**WHAT IS ASKED**
Report every line in the listing below where the string "Rating" shows up.

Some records
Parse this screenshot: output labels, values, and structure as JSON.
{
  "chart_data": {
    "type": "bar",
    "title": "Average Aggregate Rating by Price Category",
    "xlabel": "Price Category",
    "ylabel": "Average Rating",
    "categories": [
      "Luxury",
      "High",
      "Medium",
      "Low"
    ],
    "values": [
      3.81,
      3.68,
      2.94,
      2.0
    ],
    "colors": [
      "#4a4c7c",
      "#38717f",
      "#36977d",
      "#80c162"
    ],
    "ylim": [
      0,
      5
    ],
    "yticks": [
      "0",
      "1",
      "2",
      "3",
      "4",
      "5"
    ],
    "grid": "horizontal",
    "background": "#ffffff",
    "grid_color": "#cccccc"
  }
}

**WRITTEN RESPONSE**
    "title": "Average Aggregate Rating by Price Category",
    "ylabel": "Average Rating",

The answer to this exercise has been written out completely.